_What to produce_
Everything from the line containing "What does this" through the final line of the records must be transcribed verbatim; nothing else belongs in the result.
--- Provided data ---
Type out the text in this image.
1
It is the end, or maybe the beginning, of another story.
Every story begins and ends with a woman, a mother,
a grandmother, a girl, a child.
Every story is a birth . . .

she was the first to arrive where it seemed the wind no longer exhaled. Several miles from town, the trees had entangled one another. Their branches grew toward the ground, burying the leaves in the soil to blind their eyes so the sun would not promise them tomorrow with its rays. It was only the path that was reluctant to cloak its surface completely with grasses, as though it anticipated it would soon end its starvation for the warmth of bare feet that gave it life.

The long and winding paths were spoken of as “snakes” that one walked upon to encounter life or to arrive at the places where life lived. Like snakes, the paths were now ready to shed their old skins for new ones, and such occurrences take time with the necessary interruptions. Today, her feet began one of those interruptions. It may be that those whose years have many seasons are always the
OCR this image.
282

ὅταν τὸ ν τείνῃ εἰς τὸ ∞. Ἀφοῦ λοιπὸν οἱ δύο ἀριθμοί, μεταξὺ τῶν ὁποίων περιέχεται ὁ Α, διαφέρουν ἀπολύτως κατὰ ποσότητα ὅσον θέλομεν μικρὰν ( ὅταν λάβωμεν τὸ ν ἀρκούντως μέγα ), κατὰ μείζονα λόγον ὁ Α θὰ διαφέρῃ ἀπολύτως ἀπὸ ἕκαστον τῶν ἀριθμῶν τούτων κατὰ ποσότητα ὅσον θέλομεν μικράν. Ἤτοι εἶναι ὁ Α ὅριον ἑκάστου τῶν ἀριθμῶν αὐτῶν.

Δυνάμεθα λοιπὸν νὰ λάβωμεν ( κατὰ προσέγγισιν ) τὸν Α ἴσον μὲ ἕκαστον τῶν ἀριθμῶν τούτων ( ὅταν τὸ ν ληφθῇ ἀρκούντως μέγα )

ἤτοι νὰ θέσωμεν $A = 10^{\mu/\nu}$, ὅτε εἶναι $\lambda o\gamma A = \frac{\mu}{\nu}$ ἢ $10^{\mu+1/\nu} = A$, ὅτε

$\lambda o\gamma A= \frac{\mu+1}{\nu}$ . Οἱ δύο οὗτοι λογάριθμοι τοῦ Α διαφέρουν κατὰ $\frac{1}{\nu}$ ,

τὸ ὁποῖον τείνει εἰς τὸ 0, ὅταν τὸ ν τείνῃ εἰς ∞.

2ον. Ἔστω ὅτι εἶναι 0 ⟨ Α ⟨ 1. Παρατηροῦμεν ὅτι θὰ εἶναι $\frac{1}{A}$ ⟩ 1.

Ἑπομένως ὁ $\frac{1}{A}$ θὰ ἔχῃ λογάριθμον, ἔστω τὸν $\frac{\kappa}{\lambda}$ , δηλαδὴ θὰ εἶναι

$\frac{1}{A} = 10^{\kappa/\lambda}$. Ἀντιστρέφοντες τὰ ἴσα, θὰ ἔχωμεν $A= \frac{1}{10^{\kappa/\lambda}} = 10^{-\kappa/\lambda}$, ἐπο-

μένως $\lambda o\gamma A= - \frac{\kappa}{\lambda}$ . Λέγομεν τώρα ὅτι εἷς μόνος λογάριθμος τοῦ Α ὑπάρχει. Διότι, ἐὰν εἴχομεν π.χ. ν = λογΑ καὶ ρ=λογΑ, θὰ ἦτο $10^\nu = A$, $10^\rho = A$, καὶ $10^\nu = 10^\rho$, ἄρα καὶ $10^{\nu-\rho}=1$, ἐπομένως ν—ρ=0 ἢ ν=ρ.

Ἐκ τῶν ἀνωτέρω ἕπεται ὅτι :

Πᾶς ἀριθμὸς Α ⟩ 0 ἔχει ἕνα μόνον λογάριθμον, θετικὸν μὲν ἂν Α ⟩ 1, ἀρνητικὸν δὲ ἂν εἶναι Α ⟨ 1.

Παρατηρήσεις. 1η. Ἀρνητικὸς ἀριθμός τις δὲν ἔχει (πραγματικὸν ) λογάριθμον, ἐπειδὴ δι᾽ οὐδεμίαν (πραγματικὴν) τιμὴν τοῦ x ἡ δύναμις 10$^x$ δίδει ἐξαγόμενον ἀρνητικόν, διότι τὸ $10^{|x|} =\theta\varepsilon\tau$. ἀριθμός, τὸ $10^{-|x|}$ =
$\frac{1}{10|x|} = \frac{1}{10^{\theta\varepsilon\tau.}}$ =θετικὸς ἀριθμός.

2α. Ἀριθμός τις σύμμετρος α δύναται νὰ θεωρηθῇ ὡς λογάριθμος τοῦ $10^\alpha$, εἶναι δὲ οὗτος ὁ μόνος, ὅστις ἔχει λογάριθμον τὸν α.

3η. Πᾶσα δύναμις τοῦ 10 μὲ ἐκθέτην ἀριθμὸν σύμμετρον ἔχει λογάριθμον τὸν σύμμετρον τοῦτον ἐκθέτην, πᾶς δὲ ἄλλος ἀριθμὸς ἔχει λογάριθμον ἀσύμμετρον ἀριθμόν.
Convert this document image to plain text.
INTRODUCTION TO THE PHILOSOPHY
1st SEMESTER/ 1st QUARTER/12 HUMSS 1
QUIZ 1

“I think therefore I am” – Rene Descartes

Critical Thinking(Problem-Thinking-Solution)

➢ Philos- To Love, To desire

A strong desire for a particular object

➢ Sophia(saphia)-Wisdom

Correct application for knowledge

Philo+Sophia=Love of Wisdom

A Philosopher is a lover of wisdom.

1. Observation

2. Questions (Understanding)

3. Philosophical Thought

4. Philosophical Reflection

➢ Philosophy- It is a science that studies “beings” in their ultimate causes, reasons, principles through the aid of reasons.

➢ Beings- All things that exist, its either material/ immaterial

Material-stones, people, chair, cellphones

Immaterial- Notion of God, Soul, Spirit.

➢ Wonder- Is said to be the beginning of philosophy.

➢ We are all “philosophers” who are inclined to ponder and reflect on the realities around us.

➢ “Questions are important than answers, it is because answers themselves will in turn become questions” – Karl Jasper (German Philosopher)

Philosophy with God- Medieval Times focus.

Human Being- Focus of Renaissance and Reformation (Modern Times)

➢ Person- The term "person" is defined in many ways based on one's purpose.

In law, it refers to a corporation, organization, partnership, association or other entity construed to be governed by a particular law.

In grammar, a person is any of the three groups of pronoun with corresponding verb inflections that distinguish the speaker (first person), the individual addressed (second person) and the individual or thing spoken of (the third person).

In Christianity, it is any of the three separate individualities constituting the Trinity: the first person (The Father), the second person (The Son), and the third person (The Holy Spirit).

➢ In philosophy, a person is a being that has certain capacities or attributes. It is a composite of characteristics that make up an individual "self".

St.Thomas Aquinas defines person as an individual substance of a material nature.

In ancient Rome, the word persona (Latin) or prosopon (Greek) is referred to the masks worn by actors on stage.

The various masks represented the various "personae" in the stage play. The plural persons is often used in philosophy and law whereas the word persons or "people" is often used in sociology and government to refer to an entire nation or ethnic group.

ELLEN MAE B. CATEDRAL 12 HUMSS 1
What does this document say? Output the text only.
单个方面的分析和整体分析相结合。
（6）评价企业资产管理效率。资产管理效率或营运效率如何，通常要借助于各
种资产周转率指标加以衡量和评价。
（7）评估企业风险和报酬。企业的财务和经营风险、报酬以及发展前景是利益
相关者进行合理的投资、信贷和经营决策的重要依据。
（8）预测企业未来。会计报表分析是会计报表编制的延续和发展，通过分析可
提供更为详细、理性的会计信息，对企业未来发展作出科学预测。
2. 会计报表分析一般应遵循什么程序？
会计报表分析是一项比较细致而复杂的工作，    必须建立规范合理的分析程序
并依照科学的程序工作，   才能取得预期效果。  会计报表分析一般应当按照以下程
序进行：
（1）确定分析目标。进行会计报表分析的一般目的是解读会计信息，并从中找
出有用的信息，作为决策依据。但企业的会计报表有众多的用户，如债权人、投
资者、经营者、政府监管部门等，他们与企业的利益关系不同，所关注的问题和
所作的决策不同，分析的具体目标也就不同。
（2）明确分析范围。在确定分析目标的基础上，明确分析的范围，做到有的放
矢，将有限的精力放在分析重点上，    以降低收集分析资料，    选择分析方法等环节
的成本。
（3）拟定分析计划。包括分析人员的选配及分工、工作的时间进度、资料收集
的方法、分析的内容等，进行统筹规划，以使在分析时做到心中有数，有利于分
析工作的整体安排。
---
_Output for this task_
What does this document say? Output the text only.
单个方面的分析和整体分析相结合。
（6）评价企业资产管理效率。资产管理效率或营运效率如何，通常要借助于各
种资产周转率指标加以衡量和评价。
（7）评估企业风险和报酬。企业的财务和经营风险、报酬以及发展前景是利益
相关者进行合理的投资、信贷和经营决策的重要依据。
（8）预测企业未来。会计报表分析是会计报表编制的延续和发展，通过分析可
提供更为详细、理性的会计信息，对企业未来发展作出科学预测。
2. 会计报表分析一般应遵循什么程序？
会计报表分析是一项比较细致而复杂的工作，    必须建立规范合理的分析程序
并依照科学的程序工作，   才能取得预期效果。  会计报表分析一般应当按照以下程
序进行：
（1）确定分析目标。进行会计报表分析的一般目的是解读会计信息，并从中找
出有用的信息，作为决策依据。但企业的会计报表有众多的用户，如债权人、投
资者、经营者、政府监管部门等，他们与企业的利益关系不同，所关注的问题和
所作的决策不同，分析的具体目标也就不同。
（2）明确分析范围。在确定分析目标的基础上，明确分析的范围，做到有的放
矢，将有限的精力放在分析重点上，    以降低收集分析资料，    选择分析方法等环节
的成本。
（3）拟定分析计划。包括分析人员的选配及分工、工作的时间进度、资料收集
的方法、分析的内容等，进行统筹规划，以使在分析时做到心中有数，有利于分
析工作的整体安排。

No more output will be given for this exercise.